Saved entries:
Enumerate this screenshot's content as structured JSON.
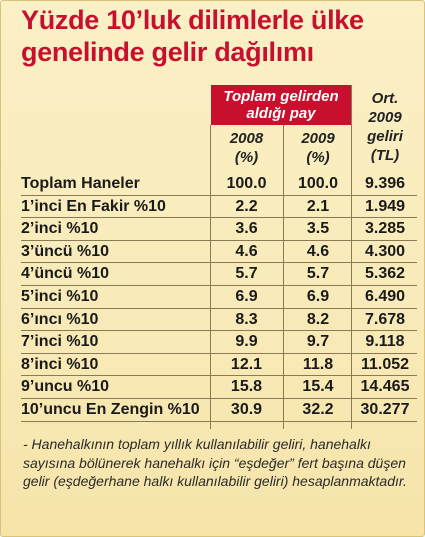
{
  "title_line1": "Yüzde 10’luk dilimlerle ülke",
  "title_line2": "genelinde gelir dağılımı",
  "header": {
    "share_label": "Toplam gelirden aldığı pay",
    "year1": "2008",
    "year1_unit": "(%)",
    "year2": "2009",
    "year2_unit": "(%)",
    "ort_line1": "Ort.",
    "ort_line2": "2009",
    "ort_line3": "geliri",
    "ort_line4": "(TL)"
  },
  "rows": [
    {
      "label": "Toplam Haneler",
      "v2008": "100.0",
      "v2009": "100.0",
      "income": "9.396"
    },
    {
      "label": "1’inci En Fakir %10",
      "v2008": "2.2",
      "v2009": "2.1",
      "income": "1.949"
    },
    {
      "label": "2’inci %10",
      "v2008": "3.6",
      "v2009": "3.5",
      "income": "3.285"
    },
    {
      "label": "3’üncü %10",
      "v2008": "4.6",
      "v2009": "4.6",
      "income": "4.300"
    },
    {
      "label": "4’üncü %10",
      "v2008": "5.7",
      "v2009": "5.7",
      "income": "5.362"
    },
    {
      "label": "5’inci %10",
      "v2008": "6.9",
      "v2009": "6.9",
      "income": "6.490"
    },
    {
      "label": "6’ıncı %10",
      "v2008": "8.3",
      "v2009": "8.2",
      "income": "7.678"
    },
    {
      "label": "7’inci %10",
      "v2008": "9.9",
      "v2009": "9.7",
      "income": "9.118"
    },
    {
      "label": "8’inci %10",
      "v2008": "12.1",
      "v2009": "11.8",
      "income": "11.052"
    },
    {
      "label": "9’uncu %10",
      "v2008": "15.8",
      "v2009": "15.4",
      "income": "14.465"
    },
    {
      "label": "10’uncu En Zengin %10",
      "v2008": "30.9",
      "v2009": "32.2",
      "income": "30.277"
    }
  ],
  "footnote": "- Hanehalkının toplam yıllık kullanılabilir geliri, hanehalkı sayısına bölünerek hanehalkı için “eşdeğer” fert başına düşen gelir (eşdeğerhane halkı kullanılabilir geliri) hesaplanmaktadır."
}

==

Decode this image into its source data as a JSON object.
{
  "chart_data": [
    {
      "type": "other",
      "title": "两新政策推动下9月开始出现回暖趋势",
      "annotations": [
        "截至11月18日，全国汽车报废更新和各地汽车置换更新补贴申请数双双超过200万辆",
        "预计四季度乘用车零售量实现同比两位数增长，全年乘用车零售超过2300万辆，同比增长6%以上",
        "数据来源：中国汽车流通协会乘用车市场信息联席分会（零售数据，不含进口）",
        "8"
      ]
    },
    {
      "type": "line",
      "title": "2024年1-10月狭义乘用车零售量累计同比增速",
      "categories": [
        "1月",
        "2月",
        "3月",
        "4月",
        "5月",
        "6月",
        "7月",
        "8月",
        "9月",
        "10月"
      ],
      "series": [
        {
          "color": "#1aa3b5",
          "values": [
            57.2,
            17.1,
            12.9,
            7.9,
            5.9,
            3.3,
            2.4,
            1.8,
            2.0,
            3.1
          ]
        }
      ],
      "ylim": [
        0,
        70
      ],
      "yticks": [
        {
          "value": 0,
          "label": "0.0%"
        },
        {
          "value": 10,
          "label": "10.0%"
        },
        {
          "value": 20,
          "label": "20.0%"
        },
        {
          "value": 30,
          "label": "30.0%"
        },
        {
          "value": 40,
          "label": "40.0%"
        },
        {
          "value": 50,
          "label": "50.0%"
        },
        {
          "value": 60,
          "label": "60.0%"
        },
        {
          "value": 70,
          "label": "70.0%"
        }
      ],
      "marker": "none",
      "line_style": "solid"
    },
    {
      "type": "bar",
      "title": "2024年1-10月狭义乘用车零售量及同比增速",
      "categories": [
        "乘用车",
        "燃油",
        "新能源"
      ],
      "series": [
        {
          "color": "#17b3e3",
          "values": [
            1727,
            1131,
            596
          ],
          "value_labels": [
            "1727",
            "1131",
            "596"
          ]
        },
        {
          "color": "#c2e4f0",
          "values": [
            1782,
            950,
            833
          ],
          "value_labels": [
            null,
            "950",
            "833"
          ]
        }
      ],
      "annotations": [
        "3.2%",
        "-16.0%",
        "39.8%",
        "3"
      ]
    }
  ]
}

**Set problem:**
Filter the records above and return every line that holds the word "geliri".

**Answer to this task:**
    "ort_line3": "geliri",
  "footnote": "- Hanehalkının toplam yıllık kullanılabilir geliri, hanehalkı sayısına bölünerek hanehalkı için “eşdeğer” fert başına düşen gelir (eşdeğerhane halkı kullanılabilir geliri) hesaplanmaktadır."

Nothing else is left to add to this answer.